[Chart and figure data]
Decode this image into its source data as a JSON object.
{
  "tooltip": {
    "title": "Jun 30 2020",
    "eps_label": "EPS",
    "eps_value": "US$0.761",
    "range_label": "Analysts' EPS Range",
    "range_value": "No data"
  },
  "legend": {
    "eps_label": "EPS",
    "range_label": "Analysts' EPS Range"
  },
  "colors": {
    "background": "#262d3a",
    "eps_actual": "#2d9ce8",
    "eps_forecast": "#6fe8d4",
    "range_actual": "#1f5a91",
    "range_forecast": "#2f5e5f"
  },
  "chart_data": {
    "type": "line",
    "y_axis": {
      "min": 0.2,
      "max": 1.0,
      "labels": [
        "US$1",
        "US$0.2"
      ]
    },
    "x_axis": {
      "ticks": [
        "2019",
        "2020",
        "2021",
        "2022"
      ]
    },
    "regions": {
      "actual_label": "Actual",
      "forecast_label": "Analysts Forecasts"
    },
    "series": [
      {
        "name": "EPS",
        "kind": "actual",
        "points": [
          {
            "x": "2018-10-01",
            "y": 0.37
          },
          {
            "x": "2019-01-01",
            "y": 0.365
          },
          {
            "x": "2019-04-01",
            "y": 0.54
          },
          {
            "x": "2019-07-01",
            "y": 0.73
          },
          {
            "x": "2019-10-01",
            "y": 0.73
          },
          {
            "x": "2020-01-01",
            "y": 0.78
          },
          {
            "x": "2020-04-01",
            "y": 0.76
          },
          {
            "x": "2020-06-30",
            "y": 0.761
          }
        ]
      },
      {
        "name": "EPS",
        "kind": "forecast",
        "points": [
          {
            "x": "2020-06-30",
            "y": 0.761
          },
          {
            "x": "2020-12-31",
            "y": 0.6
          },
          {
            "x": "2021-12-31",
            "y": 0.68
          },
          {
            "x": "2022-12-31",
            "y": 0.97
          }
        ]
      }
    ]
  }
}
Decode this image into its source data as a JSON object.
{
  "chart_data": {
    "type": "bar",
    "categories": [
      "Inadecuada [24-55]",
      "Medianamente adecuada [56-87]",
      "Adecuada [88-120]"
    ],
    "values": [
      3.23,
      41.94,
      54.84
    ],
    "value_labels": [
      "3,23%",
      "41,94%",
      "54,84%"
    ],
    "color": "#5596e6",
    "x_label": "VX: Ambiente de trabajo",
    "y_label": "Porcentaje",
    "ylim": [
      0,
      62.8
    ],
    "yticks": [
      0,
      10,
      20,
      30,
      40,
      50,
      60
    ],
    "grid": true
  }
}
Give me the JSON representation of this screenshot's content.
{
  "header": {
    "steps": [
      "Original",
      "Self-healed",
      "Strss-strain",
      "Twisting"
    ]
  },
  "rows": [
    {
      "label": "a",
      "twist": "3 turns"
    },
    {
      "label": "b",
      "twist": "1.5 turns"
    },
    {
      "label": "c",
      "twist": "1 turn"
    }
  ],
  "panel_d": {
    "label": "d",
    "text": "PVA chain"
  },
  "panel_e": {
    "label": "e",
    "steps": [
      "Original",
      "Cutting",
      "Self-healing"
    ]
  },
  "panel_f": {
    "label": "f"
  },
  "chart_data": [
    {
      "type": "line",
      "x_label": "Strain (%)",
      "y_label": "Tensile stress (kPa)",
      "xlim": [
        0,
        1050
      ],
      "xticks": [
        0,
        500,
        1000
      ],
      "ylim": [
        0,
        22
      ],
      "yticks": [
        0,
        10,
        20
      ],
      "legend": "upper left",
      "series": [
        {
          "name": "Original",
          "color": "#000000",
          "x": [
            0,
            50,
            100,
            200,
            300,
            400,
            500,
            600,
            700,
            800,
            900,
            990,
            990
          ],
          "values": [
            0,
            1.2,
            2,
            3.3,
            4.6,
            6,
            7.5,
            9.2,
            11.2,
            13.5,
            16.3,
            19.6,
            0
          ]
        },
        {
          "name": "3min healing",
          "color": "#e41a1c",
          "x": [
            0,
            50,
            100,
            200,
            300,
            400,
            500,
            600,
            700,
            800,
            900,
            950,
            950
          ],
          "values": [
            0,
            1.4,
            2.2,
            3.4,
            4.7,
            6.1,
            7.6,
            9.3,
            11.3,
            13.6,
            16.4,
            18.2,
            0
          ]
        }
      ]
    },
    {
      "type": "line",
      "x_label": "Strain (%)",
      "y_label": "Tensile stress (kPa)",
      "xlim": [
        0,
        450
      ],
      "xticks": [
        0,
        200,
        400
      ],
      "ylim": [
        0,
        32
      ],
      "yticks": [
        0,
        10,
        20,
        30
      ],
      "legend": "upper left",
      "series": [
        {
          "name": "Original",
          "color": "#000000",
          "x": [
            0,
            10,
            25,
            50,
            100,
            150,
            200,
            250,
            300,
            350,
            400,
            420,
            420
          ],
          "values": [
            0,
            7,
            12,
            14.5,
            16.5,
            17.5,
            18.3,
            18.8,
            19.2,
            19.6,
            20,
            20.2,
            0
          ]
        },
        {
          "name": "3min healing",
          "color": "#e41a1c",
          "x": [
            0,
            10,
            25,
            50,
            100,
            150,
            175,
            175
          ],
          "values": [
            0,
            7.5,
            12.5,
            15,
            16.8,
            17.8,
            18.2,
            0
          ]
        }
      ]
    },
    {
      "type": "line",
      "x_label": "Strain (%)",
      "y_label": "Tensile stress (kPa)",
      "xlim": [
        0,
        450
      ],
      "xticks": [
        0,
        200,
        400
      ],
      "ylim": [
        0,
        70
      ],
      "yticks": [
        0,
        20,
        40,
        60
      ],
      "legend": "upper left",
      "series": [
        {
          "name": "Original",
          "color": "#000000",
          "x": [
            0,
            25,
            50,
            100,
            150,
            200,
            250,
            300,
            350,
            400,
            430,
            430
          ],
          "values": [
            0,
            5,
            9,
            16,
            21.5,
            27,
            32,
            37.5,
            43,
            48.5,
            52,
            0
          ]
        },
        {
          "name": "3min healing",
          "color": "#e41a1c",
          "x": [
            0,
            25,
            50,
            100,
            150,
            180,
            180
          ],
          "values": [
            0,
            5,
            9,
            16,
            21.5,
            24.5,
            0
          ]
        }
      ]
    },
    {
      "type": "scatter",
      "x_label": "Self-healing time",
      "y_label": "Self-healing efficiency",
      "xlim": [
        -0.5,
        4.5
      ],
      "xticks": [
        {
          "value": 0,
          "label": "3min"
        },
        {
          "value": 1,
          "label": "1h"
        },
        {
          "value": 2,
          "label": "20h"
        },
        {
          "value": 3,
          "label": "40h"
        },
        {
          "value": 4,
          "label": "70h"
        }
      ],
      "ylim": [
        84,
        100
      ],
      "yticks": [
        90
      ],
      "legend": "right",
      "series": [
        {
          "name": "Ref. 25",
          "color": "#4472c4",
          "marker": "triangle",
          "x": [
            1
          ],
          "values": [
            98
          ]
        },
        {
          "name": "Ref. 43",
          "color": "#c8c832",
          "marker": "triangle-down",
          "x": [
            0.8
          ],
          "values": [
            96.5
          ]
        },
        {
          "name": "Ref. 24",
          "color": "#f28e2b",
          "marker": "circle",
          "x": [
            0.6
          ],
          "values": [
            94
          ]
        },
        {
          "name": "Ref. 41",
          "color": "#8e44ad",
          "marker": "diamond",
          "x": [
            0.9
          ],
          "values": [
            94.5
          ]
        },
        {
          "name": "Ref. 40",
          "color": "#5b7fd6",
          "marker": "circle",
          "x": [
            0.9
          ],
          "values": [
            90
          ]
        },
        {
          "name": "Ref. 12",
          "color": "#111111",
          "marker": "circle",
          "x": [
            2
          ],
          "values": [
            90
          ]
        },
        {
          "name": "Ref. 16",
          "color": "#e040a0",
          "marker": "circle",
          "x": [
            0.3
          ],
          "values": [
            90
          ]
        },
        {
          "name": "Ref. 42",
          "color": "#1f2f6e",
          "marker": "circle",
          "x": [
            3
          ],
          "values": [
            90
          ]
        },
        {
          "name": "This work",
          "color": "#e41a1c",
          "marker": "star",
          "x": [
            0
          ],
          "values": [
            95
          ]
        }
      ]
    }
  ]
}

● Stated problem
Display every line of the listing that contains the string "Analysts".

● Reply to the task
    "range_label": "Analysts' EPS Range",
    "range_label": "Analysts' EPS Range"
      "forecast_label": "Analysts Forecasts"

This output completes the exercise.